### GIVEN REQUEST
Copy out each line of the data that holds the word "Cell".

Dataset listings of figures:
◆ ◆ ◆ ◆

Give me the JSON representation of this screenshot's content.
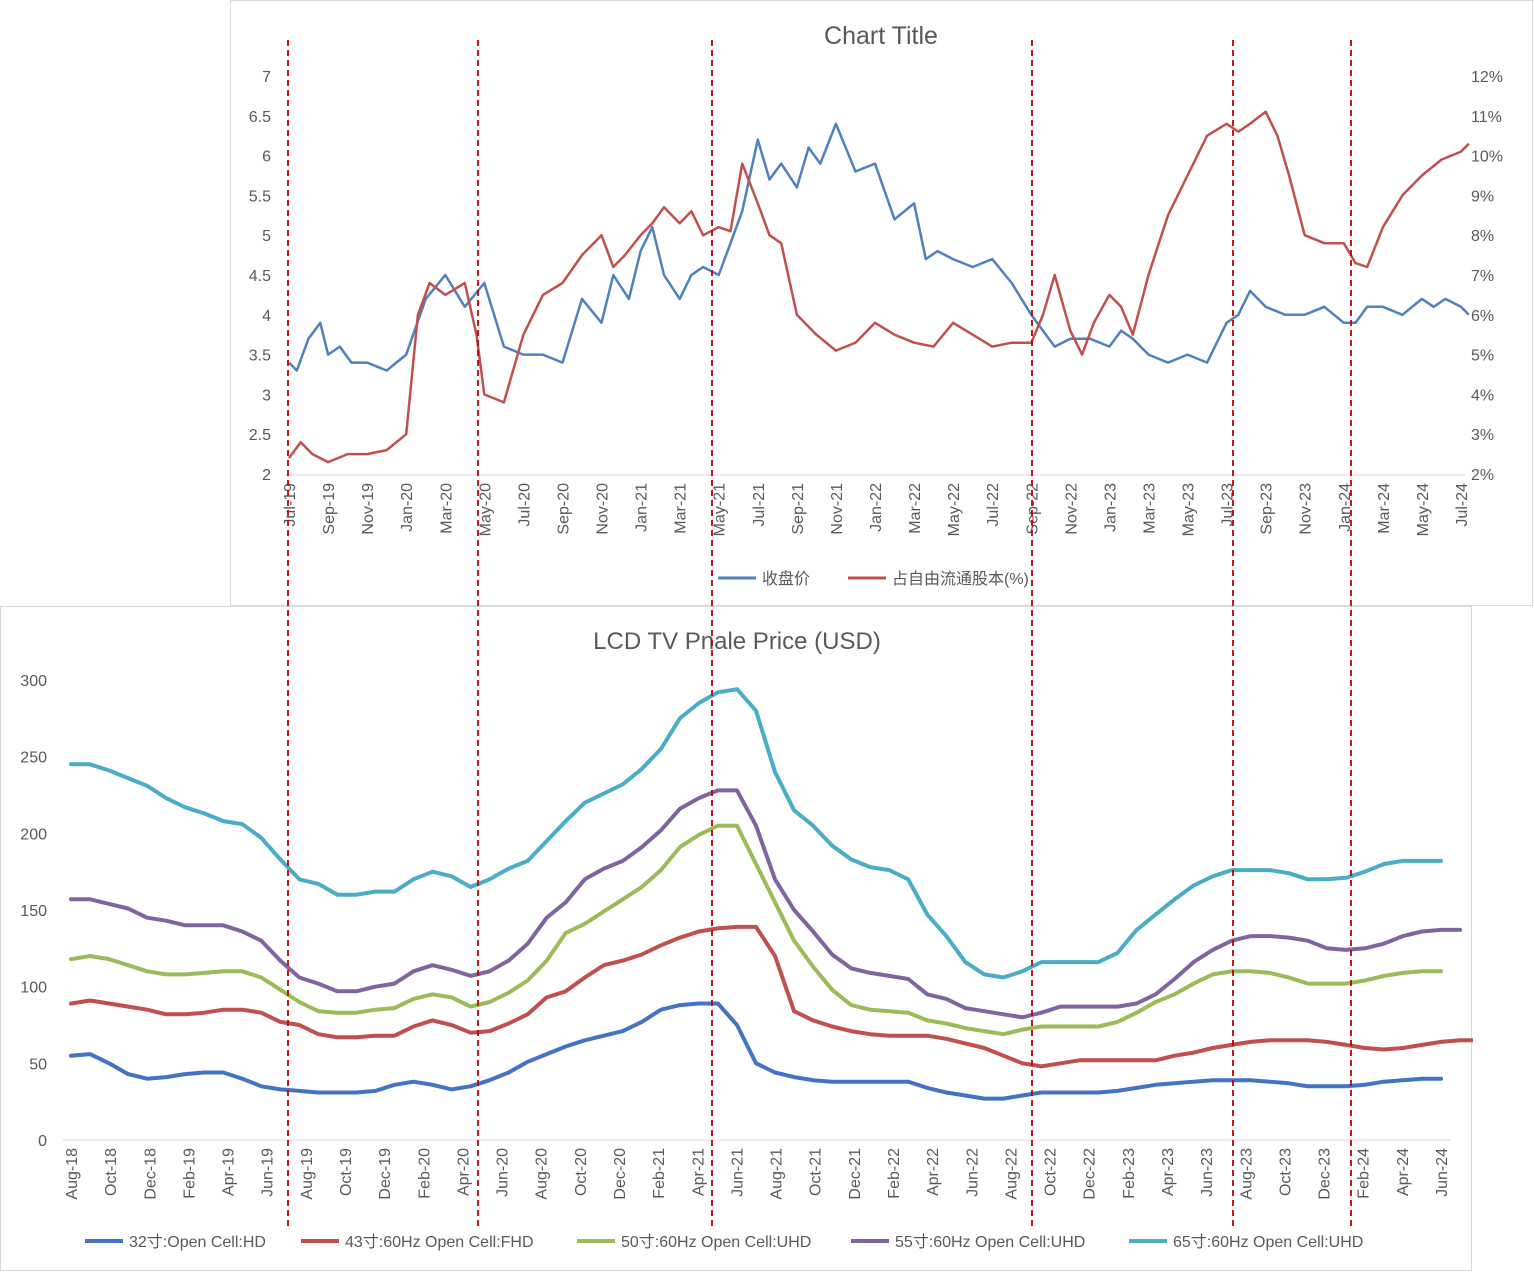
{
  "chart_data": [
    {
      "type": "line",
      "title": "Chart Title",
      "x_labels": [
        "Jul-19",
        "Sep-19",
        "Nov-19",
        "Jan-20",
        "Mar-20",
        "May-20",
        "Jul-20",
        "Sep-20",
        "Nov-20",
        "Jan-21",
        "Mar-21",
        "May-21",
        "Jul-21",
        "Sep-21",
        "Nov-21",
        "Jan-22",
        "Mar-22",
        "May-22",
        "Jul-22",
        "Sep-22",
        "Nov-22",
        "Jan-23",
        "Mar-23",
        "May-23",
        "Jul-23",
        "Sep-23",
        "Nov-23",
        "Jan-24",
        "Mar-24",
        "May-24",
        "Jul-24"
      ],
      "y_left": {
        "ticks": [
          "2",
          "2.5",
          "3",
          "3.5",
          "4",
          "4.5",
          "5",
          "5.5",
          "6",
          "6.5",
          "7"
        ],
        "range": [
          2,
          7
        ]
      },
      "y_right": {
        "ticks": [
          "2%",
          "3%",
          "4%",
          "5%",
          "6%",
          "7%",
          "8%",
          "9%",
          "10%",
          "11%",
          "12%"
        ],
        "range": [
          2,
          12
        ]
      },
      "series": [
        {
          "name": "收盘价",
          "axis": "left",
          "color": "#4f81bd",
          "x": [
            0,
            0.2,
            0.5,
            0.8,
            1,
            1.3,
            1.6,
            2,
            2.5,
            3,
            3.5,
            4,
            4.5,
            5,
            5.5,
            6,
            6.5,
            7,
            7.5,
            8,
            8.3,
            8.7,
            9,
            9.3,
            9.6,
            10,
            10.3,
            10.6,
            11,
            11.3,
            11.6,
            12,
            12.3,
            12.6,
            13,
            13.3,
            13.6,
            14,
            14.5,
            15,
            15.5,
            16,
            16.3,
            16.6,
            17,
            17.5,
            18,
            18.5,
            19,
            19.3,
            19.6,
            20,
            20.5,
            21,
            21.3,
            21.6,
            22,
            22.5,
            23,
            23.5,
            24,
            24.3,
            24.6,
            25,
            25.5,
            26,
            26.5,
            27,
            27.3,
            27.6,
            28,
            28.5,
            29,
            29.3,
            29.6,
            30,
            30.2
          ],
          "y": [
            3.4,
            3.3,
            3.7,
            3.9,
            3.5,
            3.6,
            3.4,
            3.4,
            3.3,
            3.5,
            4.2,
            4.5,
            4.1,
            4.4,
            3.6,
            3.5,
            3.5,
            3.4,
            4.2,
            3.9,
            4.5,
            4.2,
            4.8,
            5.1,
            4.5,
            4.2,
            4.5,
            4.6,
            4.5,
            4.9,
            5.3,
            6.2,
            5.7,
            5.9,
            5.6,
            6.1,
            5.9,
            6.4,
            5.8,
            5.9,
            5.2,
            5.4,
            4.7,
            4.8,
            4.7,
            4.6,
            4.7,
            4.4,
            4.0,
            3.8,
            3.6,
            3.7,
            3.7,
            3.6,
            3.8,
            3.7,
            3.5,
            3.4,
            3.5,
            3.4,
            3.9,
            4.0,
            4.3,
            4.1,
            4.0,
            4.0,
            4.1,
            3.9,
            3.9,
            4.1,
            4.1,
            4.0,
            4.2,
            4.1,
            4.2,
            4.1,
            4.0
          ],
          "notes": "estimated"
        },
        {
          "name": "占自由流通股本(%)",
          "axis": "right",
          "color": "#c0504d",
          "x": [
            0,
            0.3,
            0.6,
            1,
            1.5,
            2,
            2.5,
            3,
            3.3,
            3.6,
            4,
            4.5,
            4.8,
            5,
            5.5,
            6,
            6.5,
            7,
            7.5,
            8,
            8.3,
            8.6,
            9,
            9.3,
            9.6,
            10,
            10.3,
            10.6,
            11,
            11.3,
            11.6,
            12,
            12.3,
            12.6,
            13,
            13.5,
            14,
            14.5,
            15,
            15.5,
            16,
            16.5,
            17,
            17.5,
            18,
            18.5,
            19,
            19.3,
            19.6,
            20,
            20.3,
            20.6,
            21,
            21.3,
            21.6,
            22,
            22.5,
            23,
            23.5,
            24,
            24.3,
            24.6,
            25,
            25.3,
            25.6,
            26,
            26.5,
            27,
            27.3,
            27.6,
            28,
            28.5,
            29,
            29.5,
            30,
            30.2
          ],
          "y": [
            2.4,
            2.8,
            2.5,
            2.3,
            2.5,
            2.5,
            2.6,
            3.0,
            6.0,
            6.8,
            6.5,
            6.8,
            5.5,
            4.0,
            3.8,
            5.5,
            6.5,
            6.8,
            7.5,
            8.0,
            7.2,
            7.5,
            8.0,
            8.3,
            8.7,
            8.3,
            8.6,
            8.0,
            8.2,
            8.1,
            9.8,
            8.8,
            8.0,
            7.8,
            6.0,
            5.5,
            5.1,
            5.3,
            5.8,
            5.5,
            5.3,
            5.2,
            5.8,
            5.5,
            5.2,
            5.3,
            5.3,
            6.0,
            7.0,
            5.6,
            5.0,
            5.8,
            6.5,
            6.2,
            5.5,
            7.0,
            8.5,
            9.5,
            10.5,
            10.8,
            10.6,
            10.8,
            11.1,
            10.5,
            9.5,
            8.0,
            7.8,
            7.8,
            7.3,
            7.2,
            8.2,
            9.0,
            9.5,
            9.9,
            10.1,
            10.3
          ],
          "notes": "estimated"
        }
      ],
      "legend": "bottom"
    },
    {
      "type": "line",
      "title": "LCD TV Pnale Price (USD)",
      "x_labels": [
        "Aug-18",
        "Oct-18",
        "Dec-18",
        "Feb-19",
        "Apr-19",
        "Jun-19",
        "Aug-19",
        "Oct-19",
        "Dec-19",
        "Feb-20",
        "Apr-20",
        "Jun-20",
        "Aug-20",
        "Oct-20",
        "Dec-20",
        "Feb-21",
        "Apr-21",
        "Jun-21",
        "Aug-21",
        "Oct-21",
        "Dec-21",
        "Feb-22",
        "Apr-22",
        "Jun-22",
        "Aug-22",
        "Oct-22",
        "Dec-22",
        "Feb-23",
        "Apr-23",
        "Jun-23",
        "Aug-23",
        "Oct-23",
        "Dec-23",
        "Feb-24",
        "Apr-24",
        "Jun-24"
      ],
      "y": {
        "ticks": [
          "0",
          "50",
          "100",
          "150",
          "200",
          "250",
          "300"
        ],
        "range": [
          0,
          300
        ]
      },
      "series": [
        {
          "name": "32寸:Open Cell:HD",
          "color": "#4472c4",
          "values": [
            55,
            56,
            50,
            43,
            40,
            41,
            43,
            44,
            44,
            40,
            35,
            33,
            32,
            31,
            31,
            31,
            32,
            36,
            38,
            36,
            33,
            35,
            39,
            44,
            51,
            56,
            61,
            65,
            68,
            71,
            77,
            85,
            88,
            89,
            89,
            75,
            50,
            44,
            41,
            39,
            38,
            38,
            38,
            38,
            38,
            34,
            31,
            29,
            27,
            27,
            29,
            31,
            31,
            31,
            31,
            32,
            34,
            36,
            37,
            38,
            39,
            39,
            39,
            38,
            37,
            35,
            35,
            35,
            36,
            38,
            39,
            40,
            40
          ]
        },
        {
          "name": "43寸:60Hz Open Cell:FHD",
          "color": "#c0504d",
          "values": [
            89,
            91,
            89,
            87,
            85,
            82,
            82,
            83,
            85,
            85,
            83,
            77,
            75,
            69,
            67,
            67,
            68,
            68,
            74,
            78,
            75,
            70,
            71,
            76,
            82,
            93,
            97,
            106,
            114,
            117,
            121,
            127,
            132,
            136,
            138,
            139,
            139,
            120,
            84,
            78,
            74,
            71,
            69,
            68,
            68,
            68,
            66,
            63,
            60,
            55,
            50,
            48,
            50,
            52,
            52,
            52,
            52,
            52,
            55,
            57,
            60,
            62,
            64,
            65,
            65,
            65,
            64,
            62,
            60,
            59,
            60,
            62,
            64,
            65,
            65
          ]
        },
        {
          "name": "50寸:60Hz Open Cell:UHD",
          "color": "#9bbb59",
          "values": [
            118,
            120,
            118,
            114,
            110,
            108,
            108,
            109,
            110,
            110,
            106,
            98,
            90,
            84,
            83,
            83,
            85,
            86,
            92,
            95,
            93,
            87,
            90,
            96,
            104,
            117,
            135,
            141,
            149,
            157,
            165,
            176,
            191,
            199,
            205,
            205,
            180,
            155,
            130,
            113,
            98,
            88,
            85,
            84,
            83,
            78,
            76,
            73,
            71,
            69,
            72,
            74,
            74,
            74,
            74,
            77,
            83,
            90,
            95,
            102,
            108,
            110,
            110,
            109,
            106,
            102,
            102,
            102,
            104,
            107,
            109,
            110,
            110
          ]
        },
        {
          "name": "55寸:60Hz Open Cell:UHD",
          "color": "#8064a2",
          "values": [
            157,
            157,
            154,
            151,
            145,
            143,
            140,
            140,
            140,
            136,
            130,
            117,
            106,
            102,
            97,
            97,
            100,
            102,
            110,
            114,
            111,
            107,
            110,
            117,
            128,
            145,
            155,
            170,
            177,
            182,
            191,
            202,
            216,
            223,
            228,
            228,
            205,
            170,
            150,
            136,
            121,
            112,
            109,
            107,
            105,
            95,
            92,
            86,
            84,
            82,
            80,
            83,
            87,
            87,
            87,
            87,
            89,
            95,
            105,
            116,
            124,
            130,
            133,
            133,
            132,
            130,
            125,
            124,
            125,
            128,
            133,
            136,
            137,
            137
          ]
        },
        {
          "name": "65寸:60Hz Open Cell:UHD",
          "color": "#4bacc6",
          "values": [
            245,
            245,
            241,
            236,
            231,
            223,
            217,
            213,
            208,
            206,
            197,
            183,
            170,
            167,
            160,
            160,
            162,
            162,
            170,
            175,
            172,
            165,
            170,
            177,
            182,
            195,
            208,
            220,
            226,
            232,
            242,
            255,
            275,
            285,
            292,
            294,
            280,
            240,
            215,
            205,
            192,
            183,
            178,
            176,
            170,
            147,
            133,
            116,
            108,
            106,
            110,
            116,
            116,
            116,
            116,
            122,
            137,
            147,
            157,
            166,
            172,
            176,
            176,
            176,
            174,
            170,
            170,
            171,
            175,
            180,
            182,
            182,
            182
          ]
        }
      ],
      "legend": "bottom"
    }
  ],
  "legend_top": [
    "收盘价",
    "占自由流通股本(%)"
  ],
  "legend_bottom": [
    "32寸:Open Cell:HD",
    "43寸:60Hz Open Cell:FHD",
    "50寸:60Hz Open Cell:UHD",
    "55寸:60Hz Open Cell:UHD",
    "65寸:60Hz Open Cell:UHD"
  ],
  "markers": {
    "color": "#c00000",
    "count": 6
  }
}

◆ ◆ ◆ ◆

### REPLY
          "name": "32寸:Open Cell:HD",
          "name": "43寸:60Hz Open Cell:FHD",
          "name": "50寸:60Hz Open Cell:UHD",
          "name": "55寸:60Hz Open Cell:UHD",
          "name": "65寸:60Hz Open Cell:UHD",
    "32寸:Open Cell:HD",
    "43寸:60Hz Open Cell:FHD",
    "50寸:60Hz Open Cell:UHD",
    "55寸:60Hz Open Cell:UHD",
    "65寸:60Hz Open Cell:UHD"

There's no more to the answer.